EXERCISE MATERIALS

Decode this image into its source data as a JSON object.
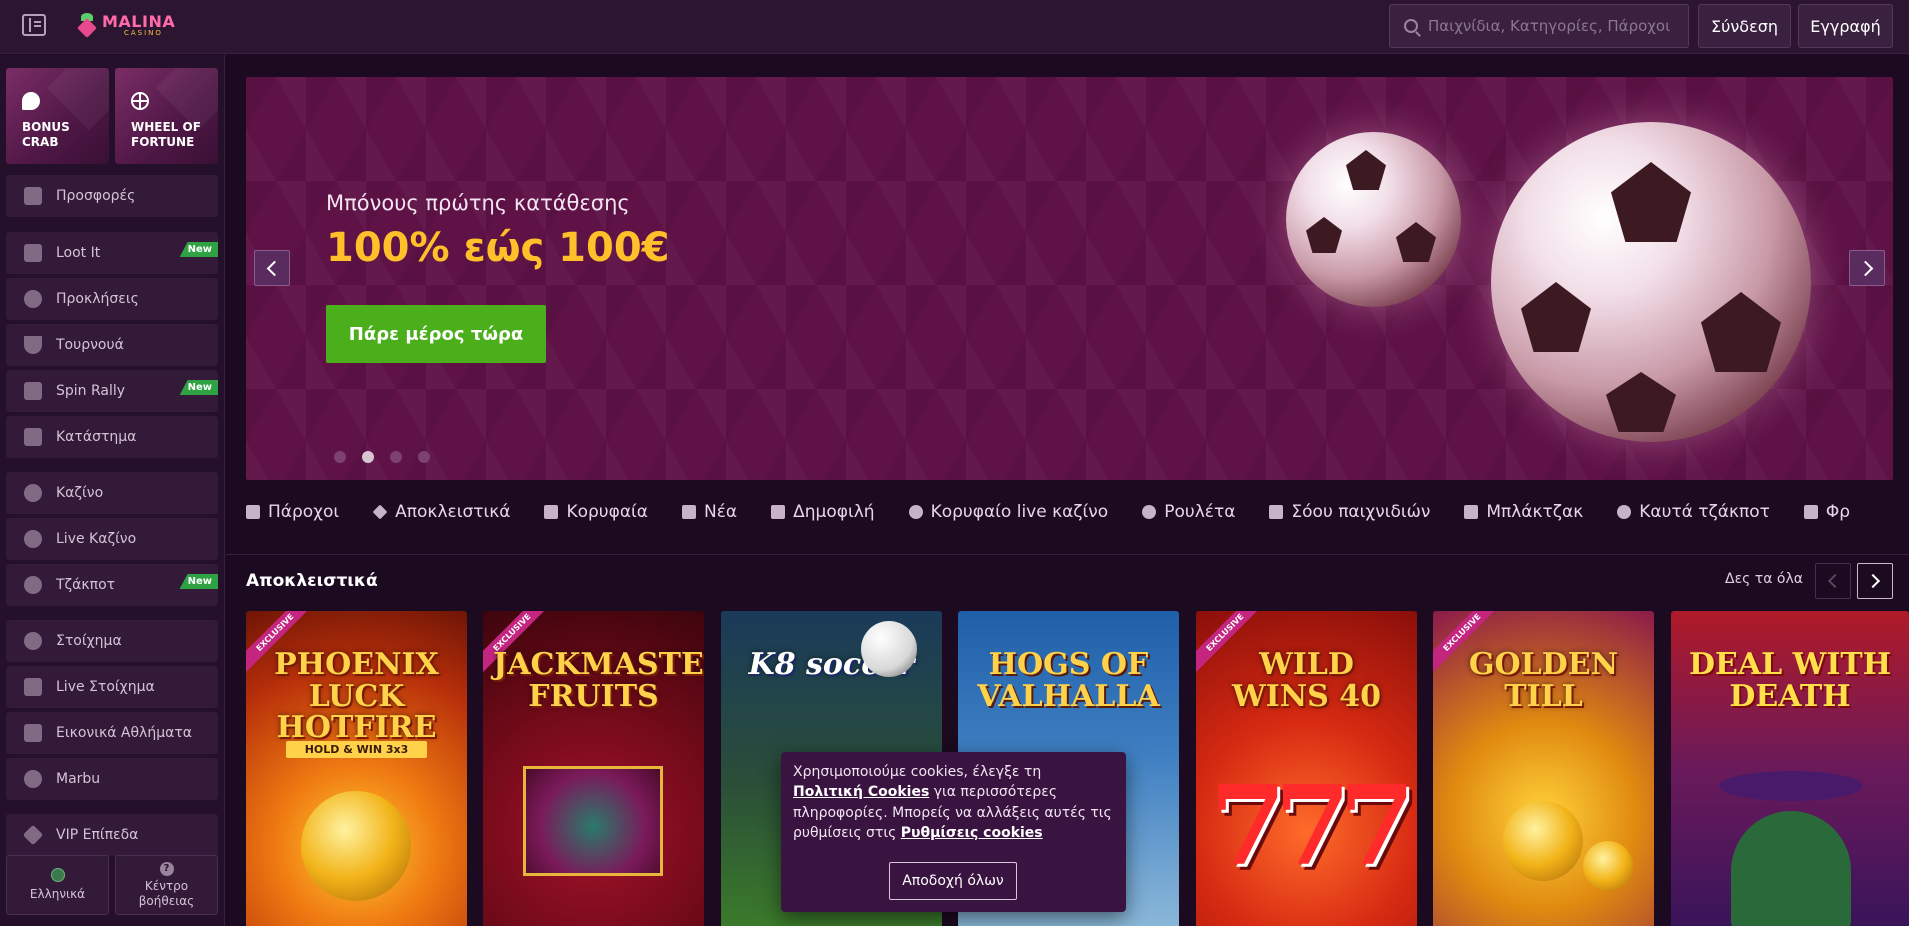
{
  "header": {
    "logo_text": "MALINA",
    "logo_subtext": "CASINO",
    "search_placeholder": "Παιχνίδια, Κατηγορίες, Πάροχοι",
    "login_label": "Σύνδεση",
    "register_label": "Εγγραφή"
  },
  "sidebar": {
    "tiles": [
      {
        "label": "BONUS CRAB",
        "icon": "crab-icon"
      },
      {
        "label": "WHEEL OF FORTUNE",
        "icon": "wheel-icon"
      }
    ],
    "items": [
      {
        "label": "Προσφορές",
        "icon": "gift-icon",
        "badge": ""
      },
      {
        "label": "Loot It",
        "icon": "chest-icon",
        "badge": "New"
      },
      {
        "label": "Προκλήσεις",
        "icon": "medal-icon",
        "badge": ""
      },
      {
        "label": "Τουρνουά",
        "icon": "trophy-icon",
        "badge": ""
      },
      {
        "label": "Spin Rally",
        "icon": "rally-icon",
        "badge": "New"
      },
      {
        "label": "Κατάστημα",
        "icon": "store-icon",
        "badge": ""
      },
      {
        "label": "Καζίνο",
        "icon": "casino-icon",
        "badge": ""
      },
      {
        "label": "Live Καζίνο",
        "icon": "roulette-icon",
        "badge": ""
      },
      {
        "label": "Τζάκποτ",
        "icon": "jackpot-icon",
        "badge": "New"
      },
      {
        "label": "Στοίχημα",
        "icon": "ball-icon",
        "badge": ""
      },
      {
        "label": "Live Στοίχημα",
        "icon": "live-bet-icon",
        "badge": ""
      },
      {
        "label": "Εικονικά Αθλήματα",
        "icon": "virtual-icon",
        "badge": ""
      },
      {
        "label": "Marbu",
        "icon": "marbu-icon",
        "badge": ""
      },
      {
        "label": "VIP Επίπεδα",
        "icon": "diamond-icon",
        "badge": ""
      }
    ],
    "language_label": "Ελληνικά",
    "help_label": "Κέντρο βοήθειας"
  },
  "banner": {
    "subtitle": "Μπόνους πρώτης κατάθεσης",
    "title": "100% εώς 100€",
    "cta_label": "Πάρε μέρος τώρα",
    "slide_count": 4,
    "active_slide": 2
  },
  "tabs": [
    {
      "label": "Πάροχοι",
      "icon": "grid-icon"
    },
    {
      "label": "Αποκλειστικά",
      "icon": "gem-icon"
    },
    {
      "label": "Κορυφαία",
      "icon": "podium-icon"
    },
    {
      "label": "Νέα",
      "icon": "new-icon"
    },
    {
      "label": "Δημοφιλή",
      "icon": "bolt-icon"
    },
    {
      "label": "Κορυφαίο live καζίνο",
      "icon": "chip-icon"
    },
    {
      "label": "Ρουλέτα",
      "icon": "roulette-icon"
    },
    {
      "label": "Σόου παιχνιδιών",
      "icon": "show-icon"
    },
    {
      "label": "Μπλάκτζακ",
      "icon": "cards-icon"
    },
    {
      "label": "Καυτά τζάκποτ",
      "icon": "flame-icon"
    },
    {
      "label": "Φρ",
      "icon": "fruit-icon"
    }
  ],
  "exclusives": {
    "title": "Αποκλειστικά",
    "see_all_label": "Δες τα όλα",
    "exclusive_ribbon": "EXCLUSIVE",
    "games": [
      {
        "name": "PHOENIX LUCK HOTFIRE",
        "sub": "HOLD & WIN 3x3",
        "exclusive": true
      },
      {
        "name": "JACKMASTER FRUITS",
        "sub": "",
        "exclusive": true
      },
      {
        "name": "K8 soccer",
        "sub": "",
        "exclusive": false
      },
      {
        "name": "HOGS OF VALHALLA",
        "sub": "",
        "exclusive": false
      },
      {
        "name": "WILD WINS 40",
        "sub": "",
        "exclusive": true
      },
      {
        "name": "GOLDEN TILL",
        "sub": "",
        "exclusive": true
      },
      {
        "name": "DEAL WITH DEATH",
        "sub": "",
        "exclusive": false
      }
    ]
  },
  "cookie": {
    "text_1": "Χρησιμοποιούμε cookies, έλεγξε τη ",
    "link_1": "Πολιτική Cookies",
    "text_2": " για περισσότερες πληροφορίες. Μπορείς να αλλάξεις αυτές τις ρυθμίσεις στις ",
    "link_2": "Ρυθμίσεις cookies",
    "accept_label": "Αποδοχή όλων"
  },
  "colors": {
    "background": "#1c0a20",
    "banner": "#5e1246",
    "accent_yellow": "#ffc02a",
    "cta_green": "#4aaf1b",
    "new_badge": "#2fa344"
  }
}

--

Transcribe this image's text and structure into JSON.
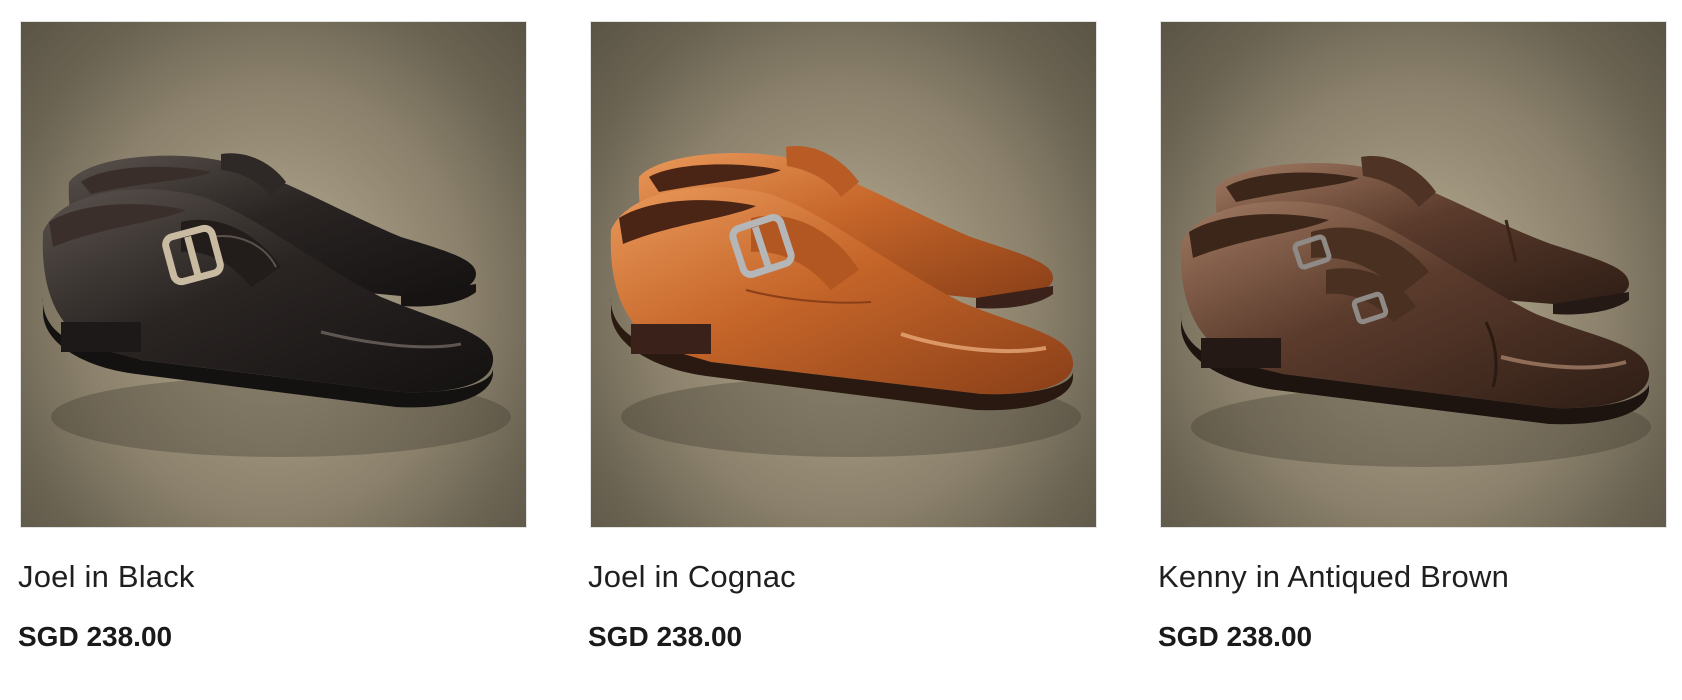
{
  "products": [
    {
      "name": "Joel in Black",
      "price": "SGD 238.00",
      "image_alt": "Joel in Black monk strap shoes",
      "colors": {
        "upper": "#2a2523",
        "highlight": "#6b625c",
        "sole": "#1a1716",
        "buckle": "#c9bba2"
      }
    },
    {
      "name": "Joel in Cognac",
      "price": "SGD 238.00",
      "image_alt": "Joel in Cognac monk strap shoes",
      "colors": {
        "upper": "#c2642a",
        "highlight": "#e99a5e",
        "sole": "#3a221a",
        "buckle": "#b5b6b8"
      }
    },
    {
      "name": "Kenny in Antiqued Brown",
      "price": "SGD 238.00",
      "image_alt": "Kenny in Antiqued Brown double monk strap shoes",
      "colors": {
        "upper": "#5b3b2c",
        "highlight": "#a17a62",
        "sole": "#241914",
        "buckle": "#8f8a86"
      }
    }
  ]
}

---

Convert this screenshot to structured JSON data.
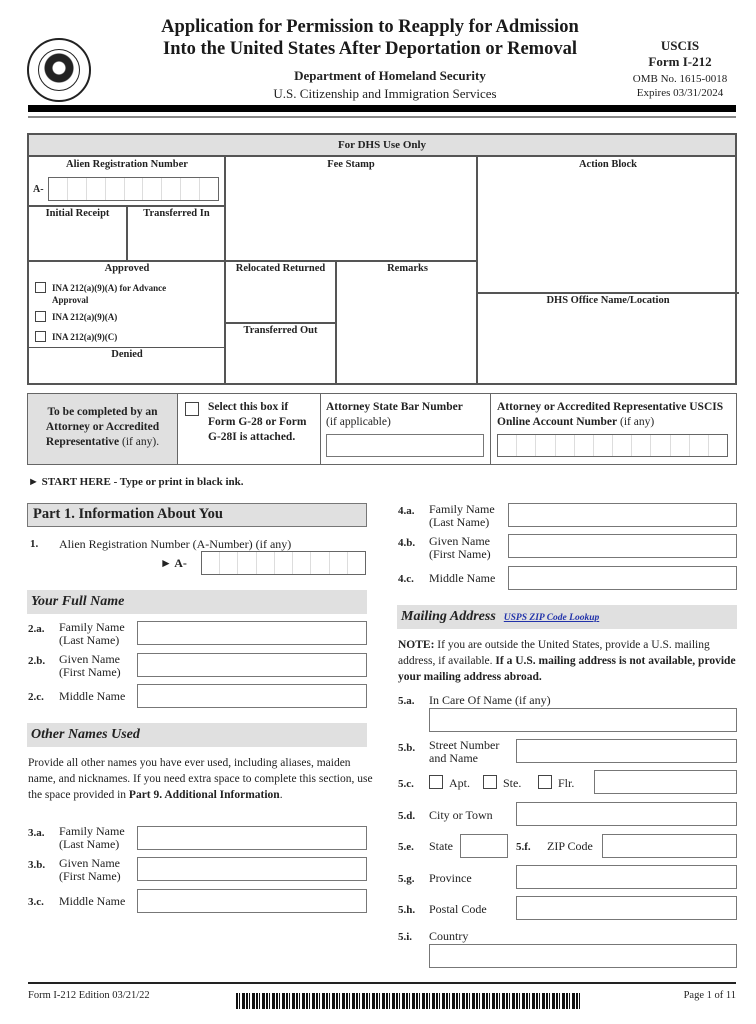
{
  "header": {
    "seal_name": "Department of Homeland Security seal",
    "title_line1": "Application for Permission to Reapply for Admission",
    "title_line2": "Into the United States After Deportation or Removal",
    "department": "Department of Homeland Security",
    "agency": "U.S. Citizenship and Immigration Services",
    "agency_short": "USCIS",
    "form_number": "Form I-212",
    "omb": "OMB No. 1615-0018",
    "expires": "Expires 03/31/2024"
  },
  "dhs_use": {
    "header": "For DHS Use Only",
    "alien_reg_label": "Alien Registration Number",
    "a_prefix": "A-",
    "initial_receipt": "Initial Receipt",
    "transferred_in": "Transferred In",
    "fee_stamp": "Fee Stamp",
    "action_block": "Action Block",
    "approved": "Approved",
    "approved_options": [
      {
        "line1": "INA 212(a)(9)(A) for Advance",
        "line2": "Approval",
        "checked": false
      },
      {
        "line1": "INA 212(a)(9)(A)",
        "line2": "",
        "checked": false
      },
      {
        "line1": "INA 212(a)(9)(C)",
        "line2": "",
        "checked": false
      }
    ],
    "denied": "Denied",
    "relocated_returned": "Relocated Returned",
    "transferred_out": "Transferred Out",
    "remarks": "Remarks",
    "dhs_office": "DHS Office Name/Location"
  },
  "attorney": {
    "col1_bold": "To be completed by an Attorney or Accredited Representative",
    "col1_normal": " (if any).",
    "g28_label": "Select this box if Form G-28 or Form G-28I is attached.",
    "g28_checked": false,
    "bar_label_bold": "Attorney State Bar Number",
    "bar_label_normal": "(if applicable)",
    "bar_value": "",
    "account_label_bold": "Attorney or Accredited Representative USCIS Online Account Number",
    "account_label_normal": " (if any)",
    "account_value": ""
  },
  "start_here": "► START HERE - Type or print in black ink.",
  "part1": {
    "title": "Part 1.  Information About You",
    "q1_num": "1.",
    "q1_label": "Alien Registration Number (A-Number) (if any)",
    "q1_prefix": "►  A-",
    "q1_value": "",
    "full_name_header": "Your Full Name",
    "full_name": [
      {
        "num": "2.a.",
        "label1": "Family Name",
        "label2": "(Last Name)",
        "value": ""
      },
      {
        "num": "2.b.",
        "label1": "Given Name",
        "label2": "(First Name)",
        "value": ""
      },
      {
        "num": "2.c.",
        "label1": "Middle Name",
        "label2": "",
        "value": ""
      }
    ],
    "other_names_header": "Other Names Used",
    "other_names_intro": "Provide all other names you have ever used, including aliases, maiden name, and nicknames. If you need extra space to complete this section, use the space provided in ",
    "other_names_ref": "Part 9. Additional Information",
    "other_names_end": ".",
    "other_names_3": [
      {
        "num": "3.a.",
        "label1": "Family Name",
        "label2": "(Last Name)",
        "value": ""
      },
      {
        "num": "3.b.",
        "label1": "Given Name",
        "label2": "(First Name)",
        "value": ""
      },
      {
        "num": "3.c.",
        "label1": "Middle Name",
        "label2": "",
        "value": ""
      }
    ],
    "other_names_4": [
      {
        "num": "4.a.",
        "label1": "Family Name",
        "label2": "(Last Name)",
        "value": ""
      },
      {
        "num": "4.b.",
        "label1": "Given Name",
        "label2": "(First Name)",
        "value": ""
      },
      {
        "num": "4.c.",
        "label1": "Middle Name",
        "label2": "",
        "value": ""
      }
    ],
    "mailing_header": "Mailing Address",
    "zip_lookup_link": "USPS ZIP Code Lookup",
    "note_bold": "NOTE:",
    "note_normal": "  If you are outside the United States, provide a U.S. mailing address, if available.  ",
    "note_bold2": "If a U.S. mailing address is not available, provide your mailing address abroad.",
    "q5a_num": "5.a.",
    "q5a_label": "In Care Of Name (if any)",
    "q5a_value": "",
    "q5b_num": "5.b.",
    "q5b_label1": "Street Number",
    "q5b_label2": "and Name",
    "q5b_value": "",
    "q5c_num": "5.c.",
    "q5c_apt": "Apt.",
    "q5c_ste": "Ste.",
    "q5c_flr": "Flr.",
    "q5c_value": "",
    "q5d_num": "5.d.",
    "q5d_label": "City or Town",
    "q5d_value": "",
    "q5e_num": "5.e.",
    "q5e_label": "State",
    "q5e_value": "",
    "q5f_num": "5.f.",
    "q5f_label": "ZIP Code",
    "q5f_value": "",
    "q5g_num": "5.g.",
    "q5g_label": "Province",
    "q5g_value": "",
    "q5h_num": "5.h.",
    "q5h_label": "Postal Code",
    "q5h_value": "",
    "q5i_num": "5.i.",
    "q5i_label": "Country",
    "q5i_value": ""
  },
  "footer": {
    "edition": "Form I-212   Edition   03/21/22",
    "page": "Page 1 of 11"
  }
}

WHAT THE TASK ASKS
Look back over the material above and state how many lines hold the word "available". Write the number and nothing else.

CORRECT RESPONSE
2